Task —
Locate all lines with the word "JSON". Copy them.

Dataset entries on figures
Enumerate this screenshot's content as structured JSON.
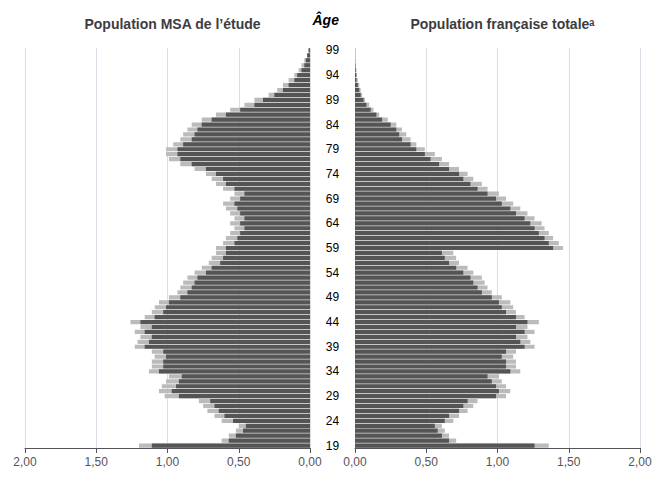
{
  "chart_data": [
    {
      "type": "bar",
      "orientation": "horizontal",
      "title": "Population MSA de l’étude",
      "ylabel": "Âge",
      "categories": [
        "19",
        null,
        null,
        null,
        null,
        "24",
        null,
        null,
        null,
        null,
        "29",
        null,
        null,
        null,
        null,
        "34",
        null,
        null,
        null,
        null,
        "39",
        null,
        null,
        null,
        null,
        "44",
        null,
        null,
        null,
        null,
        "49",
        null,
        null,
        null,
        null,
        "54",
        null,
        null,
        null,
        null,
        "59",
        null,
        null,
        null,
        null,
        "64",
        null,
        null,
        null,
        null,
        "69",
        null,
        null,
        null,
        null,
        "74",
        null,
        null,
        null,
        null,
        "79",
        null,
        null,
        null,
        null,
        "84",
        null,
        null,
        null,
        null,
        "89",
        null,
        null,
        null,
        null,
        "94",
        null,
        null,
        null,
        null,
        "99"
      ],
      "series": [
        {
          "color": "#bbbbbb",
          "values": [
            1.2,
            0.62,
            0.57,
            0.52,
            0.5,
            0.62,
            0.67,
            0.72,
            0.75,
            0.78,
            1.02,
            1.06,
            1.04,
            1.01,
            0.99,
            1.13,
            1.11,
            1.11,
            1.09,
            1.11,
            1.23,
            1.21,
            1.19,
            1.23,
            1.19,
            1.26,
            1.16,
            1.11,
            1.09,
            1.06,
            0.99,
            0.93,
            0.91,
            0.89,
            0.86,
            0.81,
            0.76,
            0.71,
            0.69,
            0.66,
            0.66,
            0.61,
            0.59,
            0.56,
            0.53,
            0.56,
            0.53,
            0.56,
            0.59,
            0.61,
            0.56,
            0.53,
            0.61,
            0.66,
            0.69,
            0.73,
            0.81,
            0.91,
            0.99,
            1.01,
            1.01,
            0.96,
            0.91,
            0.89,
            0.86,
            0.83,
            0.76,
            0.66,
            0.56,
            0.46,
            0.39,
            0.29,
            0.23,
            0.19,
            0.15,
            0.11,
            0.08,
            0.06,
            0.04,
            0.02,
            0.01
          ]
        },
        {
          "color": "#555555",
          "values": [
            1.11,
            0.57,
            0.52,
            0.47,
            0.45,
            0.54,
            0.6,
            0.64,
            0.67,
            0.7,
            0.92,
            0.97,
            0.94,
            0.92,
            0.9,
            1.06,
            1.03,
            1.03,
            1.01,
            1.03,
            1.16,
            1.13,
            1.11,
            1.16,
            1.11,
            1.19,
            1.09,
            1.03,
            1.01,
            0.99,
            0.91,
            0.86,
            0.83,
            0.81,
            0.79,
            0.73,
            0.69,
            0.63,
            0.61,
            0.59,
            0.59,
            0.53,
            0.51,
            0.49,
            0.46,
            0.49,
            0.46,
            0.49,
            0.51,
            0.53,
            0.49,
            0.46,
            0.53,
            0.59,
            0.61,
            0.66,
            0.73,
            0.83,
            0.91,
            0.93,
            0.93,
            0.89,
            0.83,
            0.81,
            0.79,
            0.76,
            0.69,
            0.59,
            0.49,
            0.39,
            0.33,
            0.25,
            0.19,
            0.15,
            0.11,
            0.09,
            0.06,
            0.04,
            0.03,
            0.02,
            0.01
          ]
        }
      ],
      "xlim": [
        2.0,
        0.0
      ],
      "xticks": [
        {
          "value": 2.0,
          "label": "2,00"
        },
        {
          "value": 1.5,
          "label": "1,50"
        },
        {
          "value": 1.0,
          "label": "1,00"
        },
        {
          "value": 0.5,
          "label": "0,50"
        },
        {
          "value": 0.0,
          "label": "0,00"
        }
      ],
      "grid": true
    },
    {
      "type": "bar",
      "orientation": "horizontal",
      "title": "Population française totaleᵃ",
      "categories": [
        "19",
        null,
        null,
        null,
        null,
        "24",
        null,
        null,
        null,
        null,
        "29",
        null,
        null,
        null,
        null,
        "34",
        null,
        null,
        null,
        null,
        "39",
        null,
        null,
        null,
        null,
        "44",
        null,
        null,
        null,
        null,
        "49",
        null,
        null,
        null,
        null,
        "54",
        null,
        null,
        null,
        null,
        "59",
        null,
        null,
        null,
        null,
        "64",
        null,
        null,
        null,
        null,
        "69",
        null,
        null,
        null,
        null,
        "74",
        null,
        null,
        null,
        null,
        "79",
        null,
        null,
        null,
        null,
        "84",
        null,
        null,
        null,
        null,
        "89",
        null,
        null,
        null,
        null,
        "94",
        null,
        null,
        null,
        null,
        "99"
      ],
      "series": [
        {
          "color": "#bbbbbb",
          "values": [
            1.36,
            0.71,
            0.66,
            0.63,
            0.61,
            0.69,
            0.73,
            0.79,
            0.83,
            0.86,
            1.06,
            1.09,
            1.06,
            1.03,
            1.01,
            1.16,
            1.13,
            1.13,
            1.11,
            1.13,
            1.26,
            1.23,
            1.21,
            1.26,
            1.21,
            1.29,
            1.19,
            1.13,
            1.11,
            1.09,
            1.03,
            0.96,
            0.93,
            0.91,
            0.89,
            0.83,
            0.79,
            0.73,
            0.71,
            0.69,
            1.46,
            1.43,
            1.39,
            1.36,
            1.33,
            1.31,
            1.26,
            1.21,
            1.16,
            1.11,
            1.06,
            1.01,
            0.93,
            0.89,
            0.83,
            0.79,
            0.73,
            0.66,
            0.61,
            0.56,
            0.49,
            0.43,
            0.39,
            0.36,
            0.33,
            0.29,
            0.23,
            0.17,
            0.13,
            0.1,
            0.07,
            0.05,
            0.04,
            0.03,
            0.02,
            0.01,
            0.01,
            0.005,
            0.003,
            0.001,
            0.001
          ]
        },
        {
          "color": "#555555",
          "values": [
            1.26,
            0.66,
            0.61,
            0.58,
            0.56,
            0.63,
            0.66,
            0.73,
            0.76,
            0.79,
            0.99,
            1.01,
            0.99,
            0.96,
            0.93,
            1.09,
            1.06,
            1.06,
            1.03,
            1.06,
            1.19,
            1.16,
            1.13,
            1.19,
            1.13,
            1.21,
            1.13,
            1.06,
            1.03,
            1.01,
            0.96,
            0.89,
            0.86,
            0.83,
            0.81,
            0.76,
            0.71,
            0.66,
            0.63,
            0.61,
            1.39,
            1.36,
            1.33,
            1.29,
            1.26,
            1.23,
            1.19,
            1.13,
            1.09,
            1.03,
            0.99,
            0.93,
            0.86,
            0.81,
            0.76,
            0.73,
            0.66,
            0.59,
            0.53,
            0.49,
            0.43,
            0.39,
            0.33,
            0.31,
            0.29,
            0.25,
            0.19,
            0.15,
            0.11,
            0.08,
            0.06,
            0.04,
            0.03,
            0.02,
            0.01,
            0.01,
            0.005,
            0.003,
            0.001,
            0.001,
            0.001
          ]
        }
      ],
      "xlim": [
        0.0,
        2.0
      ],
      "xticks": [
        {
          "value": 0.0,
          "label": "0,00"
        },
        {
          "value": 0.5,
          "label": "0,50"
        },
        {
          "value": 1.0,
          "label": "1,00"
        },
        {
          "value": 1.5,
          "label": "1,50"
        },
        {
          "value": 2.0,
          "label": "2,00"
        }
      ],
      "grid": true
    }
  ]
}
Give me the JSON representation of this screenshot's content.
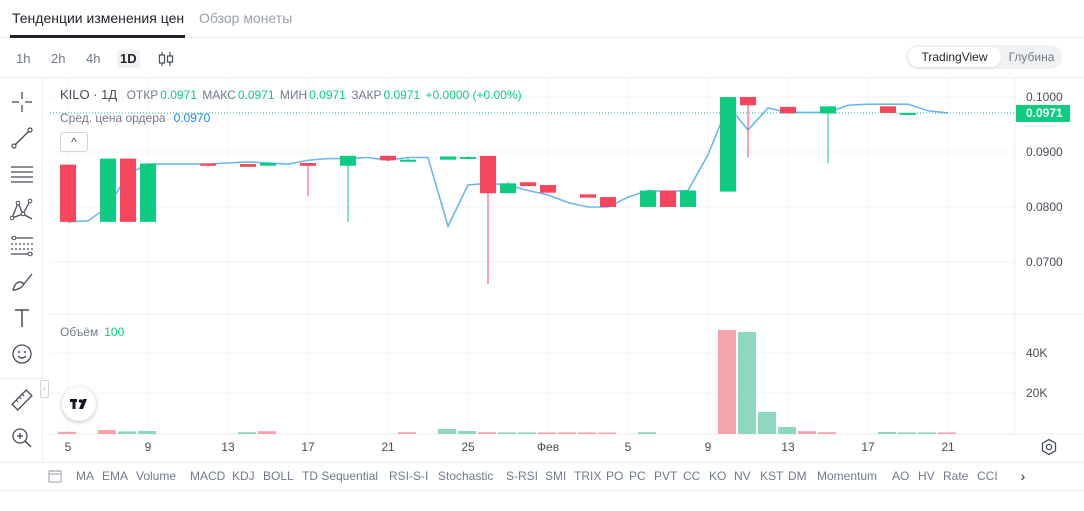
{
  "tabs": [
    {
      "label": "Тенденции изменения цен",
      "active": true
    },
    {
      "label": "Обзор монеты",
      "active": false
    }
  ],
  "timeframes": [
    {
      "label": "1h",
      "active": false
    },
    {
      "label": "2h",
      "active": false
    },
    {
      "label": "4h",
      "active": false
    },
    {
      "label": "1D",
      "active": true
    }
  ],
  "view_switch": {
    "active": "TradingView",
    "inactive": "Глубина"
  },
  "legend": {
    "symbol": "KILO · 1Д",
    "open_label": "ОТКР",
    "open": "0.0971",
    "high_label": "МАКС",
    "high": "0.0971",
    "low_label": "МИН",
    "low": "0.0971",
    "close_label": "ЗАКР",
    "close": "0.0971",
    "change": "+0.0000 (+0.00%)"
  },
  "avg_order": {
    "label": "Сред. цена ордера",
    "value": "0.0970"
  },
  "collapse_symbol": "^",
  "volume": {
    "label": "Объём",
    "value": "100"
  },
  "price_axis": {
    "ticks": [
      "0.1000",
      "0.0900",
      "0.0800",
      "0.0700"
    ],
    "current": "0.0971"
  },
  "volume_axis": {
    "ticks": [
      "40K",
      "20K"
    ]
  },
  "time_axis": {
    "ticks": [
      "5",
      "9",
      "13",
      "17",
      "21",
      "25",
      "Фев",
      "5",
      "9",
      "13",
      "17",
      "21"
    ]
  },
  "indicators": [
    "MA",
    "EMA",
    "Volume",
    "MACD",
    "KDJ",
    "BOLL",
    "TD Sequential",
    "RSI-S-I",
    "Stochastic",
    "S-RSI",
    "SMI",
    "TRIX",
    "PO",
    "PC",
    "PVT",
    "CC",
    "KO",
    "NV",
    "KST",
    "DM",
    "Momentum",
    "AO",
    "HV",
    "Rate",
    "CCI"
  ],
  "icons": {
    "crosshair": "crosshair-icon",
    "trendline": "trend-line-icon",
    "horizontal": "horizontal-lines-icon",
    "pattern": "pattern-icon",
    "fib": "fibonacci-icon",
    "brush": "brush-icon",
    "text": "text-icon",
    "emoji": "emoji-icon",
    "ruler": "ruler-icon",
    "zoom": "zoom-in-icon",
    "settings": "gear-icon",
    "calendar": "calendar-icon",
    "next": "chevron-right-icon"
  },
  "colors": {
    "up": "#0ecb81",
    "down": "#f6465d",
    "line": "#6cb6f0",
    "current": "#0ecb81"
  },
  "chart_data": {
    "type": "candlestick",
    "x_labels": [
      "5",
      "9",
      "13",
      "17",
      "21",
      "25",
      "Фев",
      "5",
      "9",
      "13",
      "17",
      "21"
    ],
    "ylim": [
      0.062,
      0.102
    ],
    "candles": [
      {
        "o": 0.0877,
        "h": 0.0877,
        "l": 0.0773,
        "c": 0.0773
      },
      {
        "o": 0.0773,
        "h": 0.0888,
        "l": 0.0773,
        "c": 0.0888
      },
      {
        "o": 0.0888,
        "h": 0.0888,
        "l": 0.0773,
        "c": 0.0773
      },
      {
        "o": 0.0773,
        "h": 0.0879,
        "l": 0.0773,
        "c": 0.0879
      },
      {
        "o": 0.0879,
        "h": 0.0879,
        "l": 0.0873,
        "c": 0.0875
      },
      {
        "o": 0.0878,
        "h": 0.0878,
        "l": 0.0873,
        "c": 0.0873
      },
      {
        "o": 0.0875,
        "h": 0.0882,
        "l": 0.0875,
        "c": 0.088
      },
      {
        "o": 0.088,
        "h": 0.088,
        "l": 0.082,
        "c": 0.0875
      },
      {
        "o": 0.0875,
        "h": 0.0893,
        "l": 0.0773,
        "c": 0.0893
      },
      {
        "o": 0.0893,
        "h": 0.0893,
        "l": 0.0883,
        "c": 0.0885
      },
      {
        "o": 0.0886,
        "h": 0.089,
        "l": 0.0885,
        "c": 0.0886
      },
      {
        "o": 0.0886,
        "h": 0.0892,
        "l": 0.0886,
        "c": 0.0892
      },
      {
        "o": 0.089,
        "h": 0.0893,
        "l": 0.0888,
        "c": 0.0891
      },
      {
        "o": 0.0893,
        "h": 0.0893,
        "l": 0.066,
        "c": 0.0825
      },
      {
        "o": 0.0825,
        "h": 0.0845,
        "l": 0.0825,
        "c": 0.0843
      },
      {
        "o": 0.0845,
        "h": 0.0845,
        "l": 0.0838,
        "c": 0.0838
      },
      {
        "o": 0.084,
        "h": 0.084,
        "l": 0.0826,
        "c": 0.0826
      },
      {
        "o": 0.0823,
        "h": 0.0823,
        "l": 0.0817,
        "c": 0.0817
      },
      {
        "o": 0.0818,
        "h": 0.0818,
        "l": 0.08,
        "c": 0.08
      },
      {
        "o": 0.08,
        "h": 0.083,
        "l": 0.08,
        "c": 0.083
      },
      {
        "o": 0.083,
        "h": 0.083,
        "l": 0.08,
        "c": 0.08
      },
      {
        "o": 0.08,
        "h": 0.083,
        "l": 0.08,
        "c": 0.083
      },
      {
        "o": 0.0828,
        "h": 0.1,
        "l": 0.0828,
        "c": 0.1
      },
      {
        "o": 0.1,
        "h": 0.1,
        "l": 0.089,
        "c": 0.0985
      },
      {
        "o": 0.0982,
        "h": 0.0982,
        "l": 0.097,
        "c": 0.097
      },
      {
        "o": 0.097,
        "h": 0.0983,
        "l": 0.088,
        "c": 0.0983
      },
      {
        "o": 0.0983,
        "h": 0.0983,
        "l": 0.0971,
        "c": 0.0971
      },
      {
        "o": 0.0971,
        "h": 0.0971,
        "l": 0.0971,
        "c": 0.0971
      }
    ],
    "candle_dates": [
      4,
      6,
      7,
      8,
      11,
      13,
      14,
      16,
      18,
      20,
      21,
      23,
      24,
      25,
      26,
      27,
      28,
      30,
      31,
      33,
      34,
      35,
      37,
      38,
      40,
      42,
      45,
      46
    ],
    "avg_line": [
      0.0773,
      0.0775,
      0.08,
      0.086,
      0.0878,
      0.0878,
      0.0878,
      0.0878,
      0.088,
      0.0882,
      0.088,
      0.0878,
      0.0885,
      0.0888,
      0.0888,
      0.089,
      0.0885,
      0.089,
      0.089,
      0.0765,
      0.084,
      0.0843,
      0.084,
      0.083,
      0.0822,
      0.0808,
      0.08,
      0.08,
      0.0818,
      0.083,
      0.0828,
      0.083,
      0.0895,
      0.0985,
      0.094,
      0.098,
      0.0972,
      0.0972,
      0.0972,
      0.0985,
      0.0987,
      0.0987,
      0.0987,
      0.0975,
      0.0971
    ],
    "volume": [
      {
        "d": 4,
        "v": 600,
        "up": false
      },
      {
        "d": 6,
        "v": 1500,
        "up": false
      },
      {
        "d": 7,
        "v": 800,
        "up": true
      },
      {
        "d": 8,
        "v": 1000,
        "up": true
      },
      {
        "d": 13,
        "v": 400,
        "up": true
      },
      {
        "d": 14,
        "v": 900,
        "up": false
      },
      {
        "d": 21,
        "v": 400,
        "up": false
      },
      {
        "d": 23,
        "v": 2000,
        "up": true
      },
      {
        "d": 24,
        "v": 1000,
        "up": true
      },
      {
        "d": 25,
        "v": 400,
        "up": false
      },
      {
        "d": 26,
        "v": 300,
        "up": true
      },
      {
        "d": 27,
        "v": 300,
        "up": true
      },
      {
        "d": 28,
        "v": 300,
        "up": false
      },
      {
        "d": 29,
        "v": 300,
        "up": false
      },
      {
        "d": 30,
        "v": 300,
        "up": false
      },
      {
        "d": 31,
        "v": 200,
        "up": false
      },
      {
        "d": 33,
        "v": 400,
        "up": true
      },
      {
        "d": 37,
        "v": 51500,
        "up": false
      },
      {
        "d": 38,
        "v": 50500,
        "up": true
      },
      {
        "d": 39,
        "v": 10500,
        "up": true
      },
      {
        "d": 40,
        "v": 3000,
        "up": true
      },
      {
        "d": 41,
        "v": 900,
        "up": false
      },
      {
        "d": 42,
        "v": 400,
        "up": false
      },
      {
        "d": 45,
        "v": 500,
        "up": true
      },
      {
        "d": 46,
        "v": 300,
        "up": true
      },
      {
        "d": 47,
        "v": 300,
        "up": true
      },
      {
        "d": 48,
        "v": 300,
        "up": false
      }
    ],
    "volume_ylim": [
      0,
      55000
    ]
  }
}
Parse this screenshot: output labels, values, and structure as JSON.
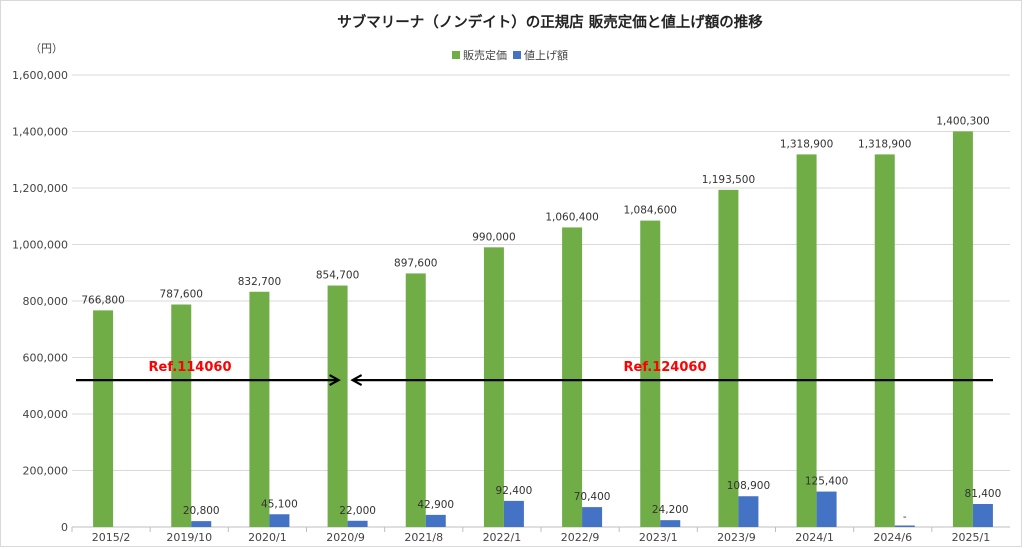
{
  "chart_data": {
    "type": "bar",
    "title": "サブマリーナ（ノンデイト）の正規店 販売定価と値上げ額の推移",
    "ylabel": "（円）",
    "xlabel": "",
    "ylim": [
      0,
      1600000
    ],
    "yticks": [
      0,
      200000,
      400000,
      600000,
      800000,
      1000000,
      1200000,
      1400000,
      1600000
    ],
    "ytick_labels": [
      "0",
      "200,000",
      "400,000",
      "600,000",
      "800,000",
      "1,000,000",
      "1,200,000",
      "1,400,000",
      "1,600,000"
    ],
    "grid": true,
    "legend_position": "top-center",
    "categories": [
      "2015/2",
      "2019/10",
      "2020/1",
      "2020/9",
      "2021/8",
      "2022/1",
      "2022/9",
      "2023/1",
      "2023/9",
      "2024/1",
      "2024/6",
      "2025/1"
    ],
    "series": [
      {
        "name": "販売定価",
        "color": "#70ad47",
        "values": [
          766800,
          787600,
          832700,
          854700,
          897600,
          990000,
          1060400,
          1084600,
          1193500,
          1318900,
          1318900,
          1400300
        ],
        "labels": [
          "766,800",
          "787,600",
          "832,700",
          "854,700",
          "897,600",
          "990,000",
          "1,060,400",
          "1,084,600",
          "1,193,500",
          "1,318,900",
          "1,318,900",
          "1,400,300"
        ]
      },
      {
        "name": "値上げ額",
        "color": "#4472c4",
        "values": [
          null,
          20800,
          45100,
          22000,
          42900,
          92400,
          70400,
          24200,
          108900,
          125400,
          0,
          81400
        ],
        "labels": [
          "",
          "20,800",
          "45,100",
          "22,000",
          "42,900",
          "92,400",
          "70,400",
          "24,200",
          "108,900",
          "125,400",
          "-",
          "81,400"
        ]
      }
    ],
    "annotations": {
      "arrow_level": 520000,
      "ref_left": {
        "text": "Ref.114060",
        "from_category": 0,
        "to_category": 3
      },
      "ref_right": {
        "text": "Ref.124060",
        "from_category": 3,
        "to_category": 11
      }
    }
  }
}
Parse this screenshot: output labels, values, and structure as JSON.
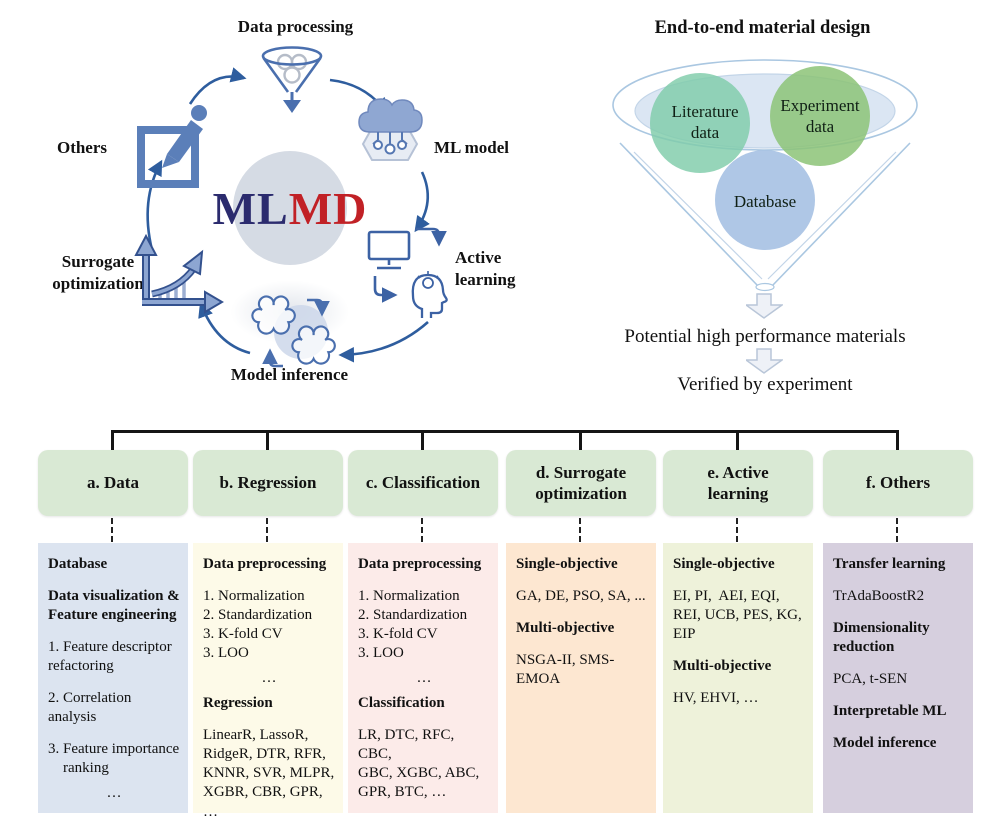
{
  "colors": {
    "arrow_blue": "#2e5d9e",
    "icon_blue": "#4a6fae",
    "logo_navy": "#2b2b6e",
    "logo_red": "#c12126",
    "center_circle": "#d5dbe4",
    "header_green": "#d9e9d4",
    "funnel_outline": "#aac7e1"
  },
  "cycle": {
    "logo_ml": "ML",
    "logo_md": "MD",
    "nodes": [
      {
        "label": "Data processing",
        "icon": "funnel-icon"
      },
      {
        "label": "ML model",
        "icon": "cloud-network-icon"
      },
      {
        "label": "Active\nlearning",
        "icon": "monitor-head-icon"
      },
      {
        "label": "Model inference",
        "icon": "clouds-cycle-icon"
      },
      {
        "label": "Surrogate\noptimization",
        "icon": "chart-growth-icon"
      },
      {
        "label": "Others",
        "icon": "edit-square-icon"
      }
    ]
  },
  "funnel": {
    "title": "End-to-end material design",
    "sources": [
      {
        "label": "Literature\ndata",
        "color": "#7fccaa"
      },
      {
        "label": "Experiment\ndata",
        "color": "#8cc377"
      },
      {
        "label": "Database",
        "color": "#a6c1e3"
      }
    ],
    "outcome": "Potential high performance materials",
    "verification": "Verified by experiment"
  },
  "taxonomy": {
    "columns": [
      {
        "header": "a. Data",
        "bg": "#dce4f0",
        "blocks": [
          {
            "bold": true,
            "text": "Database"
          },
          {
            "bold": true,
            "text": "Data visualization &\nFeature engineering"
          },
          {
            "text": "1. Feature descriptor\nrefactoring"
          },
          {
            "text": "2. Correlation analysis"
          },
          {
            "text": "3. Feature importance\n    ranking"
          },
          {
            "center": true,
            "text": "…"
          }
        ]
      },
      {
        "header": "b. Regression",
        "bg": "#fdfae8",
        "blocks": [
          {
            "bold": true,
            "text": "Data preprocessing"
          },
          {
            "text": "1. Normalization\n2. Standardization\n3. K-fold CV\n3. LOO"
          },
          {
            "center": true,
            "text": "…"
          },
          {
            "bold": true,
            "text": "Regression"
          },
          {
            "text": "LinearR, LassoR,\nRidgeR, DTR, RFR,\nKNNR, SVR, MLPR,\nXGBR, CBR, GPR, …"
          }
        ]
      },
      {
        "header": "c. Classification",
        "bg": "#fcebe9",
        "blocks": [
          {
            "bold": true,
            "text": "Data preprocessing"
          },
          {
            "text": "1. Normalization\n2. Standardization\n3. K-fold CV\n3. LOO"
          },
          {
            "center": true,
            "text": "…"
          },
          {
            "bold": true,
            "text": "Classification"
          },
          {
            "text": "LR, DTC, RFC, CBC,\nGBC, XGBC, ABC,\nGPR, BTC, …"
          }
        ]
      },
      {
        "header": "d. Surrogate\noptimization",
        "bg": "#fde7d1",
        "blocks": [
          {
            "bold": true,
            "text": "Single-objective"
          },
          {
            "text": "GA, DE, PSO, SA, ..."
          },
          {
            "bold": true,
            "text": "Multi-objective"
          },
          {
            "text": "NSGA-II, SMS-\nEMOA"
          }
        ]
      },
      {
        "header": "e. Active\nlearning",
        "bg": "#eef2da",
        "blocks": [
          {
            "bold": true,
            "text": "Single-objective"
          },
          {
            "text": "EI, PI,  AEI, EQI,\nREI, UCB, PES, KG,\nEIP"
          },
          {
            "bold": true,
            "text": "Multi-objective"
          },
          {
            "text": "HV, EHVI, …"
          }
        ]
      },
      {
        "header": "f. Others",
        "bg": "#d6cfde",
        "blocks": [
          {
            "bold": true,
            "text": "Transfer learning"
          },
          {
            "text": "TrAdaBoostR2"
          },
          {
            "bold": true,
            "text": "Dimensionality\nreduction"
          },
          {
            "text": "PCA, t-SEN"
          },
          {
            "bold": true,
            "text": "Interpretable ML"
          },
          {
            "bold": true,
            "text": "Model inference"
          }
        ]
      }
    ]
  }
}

Finished task —
Enumerate this screenshot's content as structured JSON.
Give me the JSON representation of this screenshot's content.
Parse this screenshot: output labels, values, and structure as JSON.
Parse this screenshot: output labels, values, and structure as JSON.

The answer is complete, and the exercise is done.